-- BEGIN GIVEN RECORDS --
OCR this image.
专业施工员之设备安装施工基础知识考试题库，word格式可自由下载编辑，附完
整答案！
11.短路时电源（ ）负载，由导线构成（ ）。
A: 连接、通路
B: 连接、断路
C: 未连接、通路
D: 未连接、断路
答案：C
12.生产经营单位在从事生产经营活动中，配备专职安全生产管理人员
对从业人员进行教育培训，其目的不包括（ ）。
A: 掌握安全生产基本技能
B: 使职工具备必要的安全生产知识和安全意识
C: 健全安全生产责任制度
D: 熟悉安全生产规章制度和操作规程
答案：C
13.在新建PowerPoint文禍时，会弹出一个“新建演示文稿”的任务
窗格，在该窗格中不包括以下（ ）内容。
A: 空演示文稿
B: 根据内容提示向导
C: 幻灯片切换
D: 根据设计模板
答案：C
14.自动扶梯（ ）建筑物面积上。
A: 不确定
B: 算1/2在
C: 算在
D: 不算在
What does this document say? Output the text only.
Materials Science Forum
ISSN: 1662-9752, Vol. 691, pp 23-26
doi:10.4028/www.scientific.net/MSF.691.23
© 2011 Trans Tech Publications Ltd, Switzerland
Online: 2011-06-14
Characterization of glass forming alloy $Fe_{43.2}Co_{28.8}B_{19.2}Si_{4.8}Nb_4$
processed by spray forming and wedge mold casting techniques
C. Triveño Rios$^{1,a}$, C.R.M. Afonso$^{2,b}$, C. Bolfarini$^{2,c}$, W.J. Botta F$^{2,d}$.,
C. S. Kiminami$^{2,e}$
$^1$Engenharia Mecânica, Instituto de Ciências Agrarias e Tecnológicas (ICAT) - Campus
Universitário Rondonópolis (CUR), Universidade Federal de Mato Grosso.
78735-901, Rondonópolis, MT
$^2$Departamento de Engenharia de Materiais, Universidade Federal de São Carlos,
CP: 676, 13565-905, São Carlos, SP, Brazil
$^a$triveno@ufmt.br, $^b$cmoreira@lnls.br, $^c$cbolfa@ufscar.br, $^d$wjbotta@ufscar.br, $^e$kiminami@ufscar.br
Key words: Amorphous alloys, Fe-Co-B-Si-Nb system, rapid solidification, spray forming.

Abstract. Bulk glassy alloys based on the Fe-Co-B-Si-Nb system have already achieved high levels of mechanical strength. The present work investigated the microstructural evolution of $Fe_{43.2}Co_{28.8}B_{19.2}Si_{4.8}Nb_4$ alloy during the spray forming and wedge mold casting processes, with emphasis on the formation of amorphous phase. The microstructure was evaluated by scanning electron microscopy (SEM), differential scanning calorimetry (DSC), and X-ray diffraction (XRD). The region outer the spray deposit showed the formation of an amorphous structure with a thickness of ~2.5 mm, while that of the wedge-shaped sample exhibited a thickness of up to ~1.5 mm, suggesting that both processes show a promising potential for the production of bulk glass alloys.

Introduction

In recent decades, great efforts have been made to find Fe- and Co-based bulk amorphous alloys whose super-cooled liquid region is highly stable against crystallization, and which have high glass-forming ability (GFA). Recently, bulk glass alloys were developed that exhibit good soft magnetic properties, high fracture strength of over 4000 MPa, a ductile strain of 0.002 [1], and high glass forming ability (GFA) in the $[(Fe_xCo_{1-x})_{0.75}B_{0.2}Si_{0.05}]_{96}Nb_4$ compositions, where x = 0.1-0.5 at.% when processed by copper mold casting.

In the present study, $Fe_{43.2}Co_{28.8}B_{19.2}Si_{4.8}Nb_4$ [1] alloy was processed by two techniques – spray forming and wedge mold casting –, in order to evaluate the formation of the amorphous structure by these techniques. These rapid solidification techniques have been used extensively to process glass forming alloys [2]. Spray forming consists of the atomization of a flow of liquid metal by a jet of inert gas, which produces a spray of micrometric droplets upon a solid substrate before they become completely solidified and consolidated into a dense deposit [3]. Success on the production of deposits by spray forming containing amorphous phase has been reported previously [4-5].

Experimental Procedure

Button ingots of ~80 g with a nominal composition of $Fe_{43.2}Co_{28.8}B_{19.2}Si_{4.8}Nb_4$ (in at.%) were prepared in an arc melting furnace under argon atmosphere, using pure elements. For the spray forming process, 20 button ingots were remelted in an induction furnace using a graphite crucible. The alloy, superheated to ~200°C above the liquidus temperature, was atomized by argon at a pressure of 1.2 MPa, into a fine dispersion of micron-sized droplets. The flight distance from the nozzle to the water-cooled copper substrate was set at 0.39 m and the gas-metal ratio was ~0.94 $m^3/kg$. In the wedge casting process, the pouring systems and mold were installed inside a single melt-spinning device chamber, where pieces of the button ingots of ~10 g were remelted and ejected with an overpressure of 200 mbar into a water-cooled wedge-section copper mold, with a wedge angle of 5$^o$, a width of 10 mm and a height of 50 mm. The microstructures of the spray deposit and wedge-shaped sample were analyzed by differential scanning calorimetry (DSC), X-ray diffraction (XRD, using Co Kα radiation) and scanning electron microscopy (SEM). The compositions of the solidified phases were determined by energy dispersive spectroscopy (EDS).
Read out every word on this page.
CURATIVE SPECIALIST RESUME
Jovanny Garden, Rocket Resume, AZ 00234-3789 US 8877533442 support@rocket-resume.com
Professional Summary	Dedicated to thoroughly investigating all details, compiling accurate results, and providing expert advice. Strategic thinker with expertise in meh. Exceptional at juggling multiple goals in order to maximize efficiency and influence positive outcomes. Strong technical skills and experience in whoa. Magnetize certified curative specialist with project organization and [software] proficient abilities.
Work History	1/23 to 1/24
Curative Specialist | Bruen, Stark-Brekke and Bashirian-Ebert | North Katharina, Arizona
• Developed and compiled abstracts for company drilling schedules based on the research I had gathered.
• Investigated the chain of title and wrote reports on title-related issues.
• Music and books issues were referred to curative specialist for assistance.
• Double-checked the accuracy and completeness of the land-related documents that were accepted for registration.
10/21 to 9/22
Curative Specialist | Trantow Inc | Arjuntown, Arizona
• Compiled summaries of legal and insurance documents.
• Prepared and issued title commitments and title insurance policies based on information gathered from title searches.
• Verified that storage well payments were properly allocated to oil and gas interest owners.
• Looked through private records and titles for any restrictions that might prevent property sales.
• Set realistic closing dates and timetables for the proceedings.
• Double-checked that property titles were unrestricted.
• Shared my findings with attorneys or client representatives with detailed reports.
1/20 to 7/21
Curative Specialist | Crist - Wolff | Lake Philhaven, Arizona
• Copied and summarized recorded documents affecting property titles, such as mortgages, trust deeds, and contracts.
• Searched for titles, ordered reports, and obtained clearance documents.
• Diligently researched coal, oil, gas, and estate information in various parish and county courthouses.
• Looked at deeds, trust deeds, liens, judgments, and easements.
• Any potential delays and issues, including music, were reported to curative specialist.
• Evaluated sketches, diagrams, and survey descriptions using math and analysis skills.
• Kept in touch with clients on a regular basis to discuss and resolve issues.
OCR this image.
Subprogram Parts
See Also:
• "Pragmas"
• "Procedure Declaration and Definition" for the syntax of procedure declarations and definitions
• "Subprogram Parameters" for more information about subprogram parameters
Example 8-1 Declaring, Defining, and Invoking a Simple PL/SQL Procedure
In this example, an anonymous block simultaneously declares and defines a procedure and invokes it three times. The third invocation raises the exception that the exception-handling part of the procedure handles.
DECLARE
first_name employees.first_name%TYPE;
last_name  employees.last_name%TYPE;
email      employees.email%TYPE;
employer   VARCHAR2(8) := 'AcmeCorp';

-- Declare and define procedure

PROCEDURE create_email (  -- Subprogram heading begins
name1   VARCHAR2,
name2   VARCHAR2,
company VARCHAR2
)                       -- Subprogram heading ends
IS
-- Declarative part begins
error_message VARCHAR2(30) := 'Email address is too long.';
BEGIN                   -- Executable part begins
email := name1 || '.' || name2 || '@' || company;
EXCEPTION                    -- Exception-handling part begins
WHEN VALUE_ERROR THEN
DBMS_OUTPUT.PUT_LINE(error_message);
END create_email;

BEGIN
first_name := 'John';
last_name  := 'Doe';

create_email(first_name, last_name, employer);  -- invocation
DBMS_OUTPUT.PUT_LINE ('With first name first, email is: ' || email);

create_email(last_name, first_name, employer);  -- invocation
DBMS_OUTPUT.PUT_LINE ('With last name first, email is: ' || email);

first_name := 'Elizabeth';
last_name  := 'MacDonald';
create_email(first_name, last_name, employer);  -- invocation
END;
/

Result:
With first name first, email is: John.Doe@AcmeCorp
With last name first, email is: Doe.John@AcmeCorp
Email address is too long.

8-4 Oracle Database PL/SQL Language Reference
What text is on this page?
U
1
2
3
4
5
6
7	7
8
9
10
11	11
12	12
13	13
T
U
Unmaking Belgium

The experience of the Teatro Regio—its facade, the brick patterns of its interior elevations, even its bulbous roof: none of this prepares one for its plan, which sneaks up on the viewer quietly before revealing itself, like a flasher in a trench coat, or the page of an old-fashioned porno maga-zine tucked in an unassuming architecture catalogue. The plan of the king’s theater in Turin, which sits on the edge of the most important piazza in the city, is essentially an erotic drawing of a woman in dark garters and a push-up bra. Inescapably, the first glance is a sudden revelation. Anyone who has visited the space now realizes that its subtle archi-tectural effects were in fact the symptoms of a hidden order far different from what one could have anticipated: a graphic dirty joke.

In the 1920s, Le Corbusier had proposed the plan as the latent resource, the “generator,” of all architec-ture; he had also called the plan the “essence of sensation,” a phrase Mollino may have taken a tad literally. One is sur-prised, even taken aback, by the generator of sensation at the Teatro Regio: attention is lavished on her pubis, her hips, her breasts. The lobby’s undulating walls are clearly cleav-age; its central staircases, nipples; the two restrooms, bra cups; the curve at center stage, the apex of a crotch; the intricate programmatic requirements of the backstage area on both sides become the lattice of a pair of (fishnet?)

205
-- END GIVEN RECORDS --
■ WORK TO BE COMPLETED ■
Only those lines running from the one containing "What text is on this page?" through the last line of the data above are to be copied, exactly, with both ends included.

■ EXERCISE SOLUTION ■
What text is on this page?
U
1
2
3
4
5
6
7	7
8
9
10
11	11
12	12
13	13
T
U
Unmaking Belgium

The experience of the Teatro Regio—its facade, the brick patterns of its interior elevations, even its bulbous roof: none of this prepares one for its plan, which sneaks up on the viewer quietly before revealing itself, like a flasher in a trench coat, or the page of an old-fashioned porno maga-zine tucked in an unassuming architecture catalogue. The plan of the king’s theater in Turin, which sits on the edge of the most important piazza in the city, is essentially an erotic drawing of a woman in dark garters and a push-up bra. Inescapably, the first glance is a sudden revelation. Anyone who has visited the space now realizes that its subtle archi-tectural effects were in fact the symptoms of a hidden order far different from what one could have anticipated: a graphic dirty joke.

In the 1920s, Le Corbusier had proposed the plan as the latent resource, the “generator,” of all architec-ture; he had also called the plan the “essence of sensation,” a phrase Mollino may have taken a tad literally. One is sur-prised, even taken aback, by the generator of sensation at the Teatro Regio: attention is lavished on her pubis, her hips, her breasts. The lobby’s undulating walls are clearly cleav-age; its central staircases, nipples; the two restrooms, bra cups; the curve at center stage, the apex of a crotch; the intricate programmatic requirements of the backstage area on both sides become the lattice of a pair of (fishnet?)

205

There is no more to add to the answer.